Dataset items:
◇ ◇ ◇ ◇ ◇

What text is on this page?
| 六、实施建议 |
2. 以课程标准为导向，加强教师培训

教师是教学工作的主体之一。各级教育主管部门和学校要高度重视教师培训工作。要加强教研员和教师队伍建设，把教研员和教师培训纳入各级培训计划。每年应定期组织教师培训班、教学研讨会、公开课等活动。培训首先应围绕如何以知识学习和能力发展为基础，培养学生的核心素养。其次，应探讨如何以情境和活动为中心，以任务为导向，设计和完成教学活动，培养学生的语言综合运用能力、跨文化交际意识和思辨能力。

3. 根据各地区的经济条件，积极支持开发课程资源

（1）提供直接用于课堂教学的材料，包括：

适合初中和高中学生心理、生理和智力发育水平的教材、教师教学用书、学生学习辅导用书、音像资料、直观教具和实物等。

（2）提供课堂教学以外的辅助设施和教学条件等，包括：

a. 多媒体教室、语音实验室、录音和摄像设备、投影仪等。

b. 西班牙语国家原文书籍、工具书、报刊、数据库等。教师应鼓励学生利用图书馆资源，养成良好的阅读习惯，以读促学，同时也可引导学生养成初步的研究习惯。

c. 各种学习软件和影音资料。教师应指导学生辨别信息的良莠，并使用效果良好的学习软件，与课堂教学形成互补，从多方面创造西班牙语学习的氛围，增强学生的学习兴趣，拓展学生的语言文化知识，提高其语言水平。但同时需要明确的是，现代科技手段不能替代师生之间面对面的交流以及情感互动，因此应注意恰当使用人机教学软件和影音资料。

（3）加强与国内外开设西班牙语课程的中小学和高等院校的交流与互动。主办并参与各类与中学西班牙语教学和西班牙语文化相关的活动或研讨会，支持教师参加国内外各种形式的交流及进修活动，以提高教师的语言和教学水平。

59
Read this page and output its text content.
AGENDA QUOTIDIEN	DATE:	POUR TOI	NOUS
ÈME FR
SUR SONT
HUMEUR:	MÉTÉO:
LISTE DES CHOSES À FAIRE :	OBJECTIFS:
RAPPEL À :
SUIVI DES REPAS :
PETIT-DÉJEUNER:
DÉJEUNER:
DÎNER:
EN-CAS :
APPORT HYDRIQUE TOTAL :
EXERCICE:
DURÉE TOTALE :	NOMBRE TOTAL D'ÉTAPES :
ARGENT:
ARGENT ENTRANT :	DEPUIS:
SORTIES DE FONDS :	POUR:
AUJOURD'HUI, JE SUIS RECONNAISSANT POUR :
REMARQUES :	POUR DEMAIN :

◇ ◇ ◇ ◇ ◇

Identify and copy all lines with the word "page".

EXPECTED ANSWER:
What text is on this page?
Read this page and output its text content.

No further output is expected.